═════ DATA PROVIDED ═════

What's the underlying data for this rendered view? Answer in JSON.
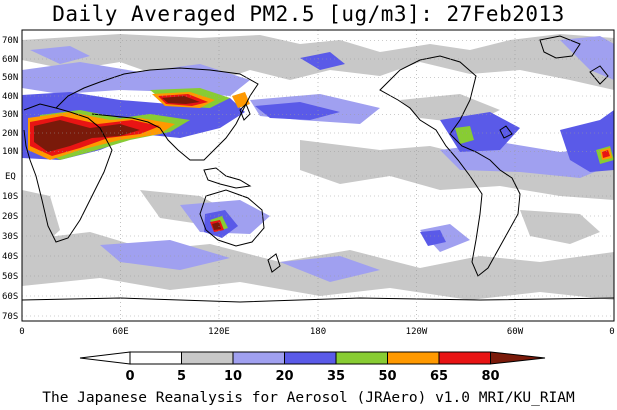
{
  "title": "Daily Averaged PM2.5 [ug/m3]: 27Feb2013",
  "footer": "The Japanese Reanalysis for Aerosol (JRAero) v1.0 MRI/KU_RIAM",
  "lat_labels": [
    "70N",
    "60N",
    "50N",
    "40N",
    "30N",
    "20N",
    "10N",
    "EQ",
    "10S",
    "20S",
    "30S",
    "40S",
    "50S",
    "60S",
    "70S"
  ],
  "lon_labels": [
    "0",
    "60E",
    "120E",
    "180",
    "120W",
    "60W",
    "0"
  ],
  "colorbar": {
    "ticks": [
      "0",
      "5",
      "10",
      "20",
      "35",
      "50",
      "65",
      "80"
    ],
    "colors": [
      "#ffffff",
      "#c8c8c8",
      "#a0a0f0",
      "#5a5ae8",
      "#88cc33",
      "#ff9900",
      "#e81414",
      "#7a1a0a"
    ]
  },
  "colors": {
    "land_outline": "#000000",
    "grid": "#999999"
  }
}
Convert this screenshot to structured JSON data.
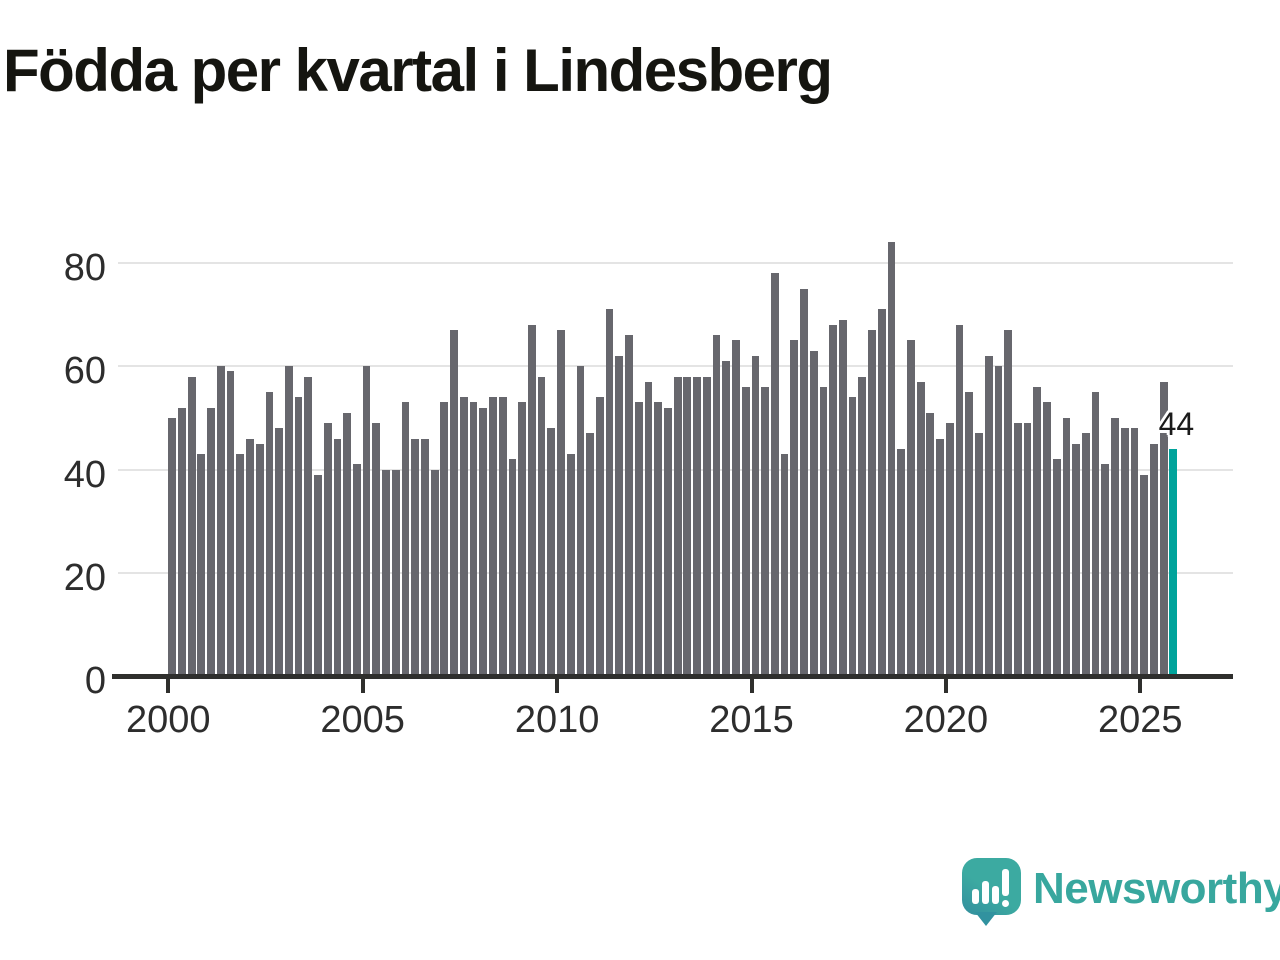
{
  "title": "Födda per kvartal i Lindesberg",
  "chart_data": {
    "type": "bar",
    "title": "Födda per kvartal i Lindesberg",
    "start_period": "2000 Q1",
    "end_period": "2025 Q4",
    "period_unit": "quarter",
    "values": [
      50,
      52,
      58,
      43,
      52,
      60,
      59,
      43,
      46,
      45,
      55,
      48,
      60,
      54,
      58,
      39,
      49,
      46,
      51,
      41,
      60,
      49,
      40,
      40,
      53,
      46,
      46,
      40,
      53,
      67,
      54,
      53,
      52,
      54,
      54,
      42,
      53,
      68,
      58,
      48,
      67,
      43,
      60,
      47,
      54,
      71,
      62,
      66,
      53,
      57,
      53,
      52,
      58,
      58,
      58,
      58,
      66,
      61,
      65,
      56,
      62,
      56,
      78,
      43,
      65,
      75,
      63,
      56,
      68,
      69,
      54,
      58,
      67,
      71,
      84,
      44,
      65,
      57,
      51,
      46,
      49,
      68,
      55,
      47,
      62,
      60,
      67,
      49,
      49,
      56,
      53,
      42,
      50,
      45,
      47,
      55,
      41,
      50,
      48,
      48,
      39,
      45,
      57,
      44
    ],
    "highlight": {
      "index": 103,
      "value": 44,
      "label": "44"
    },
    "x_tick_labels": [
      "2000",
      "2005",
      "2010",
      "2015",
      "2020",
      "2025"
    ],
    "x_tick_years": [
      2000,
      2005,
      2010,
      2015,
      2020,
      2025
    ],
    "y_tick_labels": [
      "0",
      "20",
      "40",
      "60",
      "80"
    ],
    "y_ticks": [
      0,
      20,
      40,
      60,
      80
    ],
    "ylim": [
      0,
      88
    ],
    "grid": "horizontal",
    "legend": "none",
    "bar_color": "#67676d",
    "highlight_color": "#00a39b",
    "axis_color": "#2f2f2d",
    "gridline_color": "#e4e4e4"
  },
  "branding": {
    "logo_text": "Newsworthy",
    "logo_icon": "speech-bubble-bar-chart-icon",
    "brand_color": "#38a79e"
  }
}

═════

■ **INSTRUCTION**
Isolate each line of the listing above that includes "title". Copy it.

■ **TASK ANSWER**
  "title": "Daily Averaged PM2.5 [ug/m3]: 27Feb2013",
  "title": "Födda per kvartal i Lindesberg",
    "title": "Födda per kvartal i Lindesberg",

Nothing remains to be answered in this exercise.